Stated goal:
Write out every entry exactly as it stands.
==== Extracted data ====
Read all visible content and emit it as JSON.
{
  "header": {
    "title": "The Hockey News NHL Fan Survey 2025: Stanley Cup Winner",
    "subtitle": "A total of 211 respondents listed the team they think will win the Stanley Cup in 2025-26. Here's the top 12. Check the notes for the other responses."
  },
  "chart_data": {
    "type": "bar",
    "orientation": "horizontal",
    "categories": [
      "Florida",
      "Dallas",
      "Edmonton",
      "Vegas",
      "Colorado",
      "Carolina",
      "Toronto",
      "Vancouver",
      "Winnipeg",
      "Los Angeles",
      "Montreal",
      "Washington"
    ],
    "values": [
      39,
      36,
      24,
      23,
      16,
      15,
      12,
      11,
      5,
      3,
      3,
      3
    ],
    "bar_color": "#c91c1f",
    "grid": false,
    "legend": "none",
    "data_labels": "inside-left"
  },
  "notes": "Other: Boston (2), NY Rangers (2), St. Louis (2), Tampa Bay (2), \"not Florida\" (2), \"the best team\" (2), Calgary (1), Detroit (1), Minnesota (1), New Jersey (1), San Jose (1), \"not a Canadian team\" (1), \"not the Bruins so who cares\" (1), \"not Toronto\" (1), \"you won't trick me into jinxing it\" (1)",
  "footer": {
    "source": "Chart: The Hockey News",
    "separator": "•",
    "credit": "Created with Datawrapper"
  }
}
====
Output of the exercise:
Read all visible content and emit it as JSON.
{
  "header": {
    "title": "The Hockey News NHL Fan Survey 2025: Stanley Cup Winner",
    "subtitle": "A total of 211 respondents listed the team they think will win the Stanley Cup in 2025-26. Here's the top 12. Check the notes for the other responses."
  },
  "chart_data": {
    "type": "bar",
    "orientation": "horizontal",
    "categories": [
      "Florida",
      "Dallas",
      "Edmonton",
      "Vegas",
      "Colorado",
      "Carolina",
      "Toronto",
      "Vancouver",
      "Winnipeg",
      "Los Angeles",
      "Montreal",
      "Washington"
    ],
    "values": [
      39,
      36,
      24,
      23,
      16,
      15,
      12,
      11,
      5,
      3,
      3,
      3
    ],
    "bar_color": "#c91c1f",
    "grid": false,
    "legend": "none",
    "data_labels": "inside-left"
  },
  "notes": "Other: Boston (2), NY Rangers (2), St. Louis (2), Tampa Bay (2), \"not Florida\" (2), \"the best team\" (2), Calgary (1), Detroit (1), Minnesota (1), New Jersey (1), San Jose (1), \"not a Canadian team\" (1), \"not the Bruins so who cares\" (1), \"not Toronto\" (1), \"you won't trick me into jinxing it\" (1)",
  "footer": {
    "source": "Chart: The Hockey News",
    "separator": "•",
    "credit": "Created with Datawrapper"
  }
}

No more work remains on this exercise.